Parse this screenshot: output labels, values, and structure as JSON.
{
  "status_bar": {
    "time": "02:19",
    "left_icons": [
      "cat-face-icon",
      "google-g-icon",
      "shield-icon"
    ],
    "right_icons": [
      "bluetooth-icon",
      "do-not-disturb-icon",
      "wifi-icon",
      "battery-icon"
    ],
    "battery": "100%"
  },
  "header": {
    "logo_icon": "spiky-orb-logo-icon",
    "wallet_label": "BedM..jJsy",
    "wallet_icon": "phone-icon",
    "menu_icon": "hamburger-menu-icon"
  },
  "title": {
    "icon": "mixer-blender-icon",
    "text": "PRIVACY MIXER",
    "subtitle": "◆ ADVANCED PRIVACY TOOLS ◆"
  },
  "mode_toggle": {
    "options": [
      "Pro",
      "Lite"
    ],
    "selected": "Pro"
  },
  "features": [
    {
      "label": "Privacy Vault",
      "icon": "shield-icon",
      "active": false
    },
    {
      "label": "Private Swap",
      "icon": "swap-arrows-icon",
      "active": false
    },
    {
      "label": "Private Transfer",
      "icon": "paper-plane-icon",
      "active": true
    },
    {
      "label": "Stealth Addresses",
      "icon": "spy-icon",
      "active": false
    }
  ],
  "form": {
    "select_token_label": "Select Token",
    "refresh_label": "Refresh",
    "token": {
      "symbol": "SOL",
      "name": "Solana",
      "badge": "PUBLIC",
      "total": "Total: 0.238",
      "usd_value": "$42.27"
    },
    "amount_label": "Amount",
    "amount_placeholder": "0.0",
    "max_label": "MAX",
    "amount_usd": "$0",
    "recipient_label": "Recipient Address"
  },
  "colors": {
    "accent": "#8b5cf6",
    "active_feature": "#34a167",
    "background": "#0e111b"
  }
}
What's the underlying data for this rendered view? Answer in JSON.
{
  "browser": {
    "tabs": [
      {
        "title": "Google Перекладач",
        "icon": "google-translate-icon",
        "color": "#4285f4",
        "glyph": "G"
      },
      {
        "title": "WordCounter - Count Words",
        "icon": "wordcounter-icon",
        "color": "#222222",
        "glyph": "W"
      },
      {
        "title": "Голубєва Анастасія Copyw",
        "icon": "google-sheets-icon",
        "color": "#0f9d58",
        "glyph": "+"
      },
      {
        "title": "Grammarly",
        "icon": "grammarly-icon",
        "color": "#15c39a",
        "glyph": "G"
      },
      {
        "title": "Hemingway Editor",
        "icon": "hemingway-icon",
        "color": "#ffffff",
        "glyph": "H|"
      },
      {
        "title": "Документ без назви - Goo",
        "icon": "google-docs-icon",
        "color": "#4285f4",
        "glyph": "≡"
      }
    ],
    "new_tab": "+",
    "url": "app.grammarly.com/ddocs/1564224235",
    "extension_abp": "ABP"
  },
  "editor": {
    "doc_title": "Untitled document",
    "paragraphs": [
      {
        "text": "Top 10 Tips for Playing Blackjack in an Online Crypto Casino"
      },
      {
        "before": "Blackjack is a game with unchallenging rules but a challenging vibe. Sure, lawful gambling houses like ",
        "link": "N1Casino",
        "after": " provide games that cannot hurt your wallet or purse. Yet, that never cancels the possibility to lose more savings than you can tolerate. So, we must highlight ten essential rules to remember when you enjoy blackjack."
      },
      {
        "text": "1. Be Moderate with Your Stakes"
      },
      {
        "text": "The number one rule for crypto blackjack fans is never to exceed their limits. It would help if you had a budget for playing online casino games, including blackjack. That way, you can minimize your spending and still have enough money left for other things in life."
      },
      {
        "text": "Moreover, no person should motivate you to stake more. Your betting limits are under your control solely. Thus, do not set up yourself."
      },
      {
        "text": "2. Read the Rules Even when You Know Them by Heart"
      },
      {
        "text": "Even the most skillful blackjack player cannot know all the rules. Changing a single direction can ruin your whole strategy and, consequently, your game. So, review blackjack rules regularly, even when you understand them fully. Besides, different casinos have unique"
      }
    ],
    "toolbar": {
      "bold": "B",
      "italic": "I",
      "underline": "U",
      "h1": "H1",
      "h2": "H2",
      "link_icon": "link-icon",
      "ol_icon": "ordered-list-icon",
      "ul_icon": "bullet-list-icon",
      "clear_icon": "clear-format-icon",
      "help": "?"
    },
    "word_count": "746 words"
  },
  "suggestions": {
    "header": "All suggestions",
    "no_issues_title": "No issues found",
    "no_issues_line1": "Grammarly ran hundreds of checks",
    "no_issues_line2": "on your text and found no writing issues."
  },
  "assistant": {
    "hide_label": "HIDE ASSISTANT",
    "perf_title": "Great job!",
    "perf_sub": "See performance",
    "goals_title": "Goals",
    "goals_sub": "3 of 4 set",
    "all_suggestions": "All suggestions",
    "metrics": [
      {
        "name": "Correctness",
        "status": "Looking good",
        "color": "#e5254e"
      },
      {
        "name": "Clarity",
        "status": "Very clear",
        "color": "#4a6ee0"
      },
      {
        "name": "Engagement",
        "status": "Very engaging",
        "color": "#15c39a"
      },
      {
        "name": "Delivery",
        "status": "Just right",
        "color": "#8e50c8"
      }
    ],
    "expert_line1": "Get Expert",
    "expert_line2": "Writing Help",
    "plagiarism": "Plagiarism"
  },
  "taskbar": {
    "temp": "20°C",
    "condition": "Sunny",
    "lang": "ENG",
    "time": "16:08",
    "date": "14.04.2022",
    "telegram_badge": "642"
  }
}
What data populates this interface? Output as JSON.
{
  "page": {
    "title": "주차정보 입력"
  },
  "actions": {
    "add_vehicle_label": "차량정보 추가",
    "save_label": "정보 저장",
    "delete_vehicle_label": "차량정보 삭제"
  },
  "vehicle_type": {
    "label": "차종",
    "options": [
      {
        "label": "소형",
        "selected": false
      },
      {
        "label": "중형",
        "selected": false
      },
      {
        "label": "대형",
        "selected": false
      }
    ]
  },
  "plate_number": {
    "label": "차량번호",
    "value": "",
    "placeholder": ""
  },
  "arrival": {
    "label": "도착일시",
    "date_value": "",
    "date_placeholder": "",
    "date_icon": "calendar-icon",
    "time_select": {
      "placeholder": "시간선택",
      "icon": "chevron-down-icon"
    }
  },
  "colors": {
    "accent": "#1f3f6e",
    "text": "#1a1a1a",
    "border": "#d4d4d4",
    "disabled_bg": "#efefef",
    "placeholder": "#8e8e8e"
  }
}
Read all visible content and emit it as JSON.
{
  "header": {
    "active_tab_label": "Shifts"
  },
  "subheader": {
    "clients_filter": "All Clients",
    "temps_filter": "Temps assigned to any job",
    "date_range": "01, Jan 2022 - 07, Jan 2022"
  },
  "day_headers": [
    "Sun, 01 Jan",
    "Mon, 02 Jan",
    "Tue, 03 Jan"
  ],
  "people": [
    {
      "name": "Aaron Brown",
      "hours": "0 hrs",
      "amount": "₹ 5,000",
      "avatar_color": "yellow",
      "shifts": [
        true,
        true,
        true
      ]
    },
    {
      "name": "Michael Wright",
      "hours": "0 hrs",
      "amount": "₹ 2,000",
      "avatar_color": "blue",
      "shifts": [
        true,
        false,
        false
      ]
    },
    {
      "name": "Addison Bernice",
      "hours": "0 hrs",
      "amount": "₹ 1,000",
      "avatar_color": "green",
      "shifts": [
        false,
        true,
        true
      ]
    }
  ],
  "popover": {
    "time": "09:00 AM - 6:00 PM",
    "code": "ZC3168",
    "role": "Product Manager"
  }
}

══════════

* _BRIEF_
Repeat the listing above without any change.

* _RESULT_
Parse this screenshot: output labels, values, and structure as JSON.
{
  "status_bar": {
    "time": "02:19",
    "left_icons": [
      "cat-face-icon",
      "google-g-icon",
      "shield-icon"
    ],
    "right_icons": [
      "bluetooth-icon",
      "do-not-disturb-icon",
      "wifi-icon",
      "battery-icon"
    ],
    "battery": "100%"
  },
  "header": {
    "logo_icon": "spiky-orb-logo-icon",
    "wallet_label": "BedM..jJsy",
    "wallet_icon": "phone-icon",
    "menu_icon": "hamburger-menu-icon"
  },
  "title": {
    "icon": "mixer-blender-icon",
    "text": "PRIVACY MIXER",
    "subtitle": "◆ ADVANCED PRIVACY TOOLS ◆"
  },
  "mode_toggle": {
    "options": [
      "Pro",
      "Lite"
    ],
    "selected": "Pro"
  },
  "features": [
    {
      "label": "Privacy Vault",
      "icon": "shield-icon",
      "active": false
    },
    {
      "label": "Private Swap",
      "icon": "swap-arrows-icon",
      "active": false
    },
    {
      "label": "Private Transfer",
      "icon": "paper-plane-icon",
      "active": true
    },
    {
      "label": "Stealth Addresses",
      "icon": "spy-icon",
      "active": false
    }
  ],
  "form": {
    "select_token_label": "Select Token",
    "refresh_label": "Refresh",
    "token": {
      "symbol": "SOL",
      "name": "Solana",
      "badge": "PUBLIC",
      "total": "Total: 0.238",
      "usd_value": "$42.27"
    },
    "amount_label": "Amount",
    "amount_placeholder": "0.0",
    "max_label": "MAX",
    "amount_usd": "$0",
    "recipient_label": "Recipient Address"
  },
  "colors": {
    "accent": "#8b5cf6",
    "active_feature": "#34a167",
    "background": "#0e111b"
  }
}
What's the underlying data for this rendered view? Answer in JSON.
{
  "browser": {
    "tabs": [
      {
        "title": "Google Перекладач",
        "icon": "google-translate-icon",
        "color": "#4285f4",
        "glyph": "G"
      },
      {
        "title": "WordCounter - Count Words",
        "icon": "wordcounter-icon",
        "color": "#222222",
        "glyph": "W"
      },
      {
        "title": "Голубєва Анастасія Copyw",
        "icon": "google-sheets-icon",
        "color": "#0f9d58",
        "glyph": "+"
      },
      {
        "title": "Grammarly",
        "icon": "grammarly-icon",
        "color": "#15c39a",
        "glyph": "G"
      },
      {
        "title": "Hemingway Editor",
        "icon": "hemingway-icon",
        "color": "#ffffff",
        "glyph": "H|"
      },
      {
        "title": "Документ без назви - Goo",
        "icon": "google-docs-icon",
        "color": "#4285f4",
        "glyph": "≡"
      }
    ],
    "new_tab": "+",
    "url": "app.grammarly.com/ddocs/1564224235",
    "extension_abp": "ABP"
  },
  "editor": {
    "doc_title": "Untitled document",
    "paragraphs": [
      {
        "text": "Top 10 Tips for Playing Blackjack in an Online Crypto Casino"
      },
      {
        "before": "Blackjack is a game with unchallenging rules but a challenging vibe. Sure, lawful gambling houses like ",
        "link": "N1Casino",
        "after": " provide games that cannot hurt your wallet or purse. Yet, that never cancels the possibility to lose more savings than you can tolerate. So, we must highlight ten essential rules to remember when you enjoy blackjack."
      },
      {
        "text": "1. Be Moderate with Your Stakes"
      },
      {
        "text": "The number one rule for crypto blackjack fans is never to exceed their limits. It would help if you had a budget for playing online casino games, including blackjack. That way, you can minimize your spending and still have enough money left for other things in life."
      },
      {
        "text": "Moreover, no person should motivate you to stake more. Your betting limits are under your control solely. Thus, do not set up yourself."
      },
      {
        "text": "2. Read the Rules Even when You Know Them by Heart"
      },
      {
        "text": "Even the most skillful blackjack player cannot know all the rules. Changing a single direction can ruin your whole strategy and, consequently, your game. So, review blackjack rules regularly, even when you understand them fully. Besides, different casinos have unique"
      }
    ],
    "toolbar": {
      "bold": "B",
      "italic": "I",
      "underline": "U",
      "h1": "H1",
      "h2": "H2",
      "link_icon": "link-icon",
      "ol_icon": "ordered-list-icon",
      "ul_icon": "bullet-list-icon",
      "clear_icon": "clear-format-icon",
      "help": "?"
    },
    "word_count": "746 words"
  },
  "suggestions": {
    "header": "All suggestions",
    "no_issues_title": "No issues found",
    "no_issues_line1": "Grammarly ran hundreds of checks",
    "no_issues_line2": "on your text and found no writing issues."
  },
  "assistant": {
    "hide_label": "HIDE ASSISTANT",
    "perf_title": "Great job!",
    "perf_sub": "See performance",
    "goals_title": "Goals",
    "goals_sub": "3 of 4 set",
    "all_suggestions": "All suggestions",
    "metrics": [
      {
        "name": "Correctness",
        "status": "Looking good",
        "color": "#e5254e"
      },
      {
        "name": "Clarity",
        "status": "Very clear",
        "color": "#4a6ee0"
      },
      {
        "name": "Engagement",
        "status": "Very engaging",
        "color": "#15c39a"
      },
      {
        "name": "Delivery",
        "status": "Just right",
        "color": "#8e50c8"
      }
    ],
    "expert_line1": "Get Expert",
    "expert_line2": "Writing Help",
    "plagiarism": "Plagiarism"
  },
  "taskbar": {
    "temp": "20°C",
    "condition": "Sunny",
    "lang": "ENG",
    "time": "16:08",
    "date": "14.04.2022",
    "telegram_badge": "642"
  }
}
What data populates this interface? Output as JSON.
{
  "page": {
    "title": "주차정보 입력"
  },
  "actions": {
    "add_vehicle_label": "차량정보 추가",
    "save_label": "정보 저장",
    "delete_vehicle_label": "차량정보 삭제"
  },
  "vehicle_type": {
    "label": "차종",
    "options": [
      {
        "label": "소형",
        "selected": false
      },
      {
        "label": "중형",
        "selected": false
      },
      {
        "label": "대형",
        "selected": false
      }
    ]
  },
  "plate_number": {
    "label": "차량번호",
    "value": "",
    "placeholder": ""
  },
  "arrival": {
    "label": "도착일시",
    "date_value": "",
    "date_placeholder": "",
    "date_icon": "calendar-icon",
    "time_select": {
      "placeholder": "시간선택",
      "icon": "chevron-down-icon"
    }
  },
  "colors": {
    "accent": "#1f3f6e",
    "text": "#1a1a1a",
    "border": "#d4d4d4",
    "disabled_bg": "#efefef",
    "placeholder": "#8e8e8e"
  }
}
Read all visible content and emit it as JSON.
{
  "header": {
    "active_tab_label": "Shifts"
  },
  "subheader": {
    "clients_filter": "All Clients",
    "temps_filter": "Temps assigned to any job",
    "date_range": "01, Jan 2022 - 07, Jan 2022"
  },
  "day_headers": [
    "Sun, 01 Jan",
    "Mon, 02 Jan",
    "Tue, 03 Jan"
  ],
  "people": [
    {
      "name": "Aaron Brown",
      "hours": "0 hrs",
      "amount": "₹ 5,000",
      "avatar_color": "yellow",
      "shifts": [
        true,
        true,
        true
      ]
    },
    {
      "name": "Michael Wright",
      "hours": "0 hrs",
      "amount": "₹ 2,000",
      "avatar_color": "blue",
      "shifts": [
        true,
        false,
        false
      ]
    },
    {
      "name": "Addison Bernice",
      "hours": "0 hrs",
      "amount": "₹ 1,000",
      "avatar_color": "green",
      "shifts": [
        false,
        true,
        true
      ]
    }
  ],
  "popover": {
    "time": "09:00 AM - 6:00 PM",
    "code": "ZC3168",
    "role": "Product Manager"
  }
}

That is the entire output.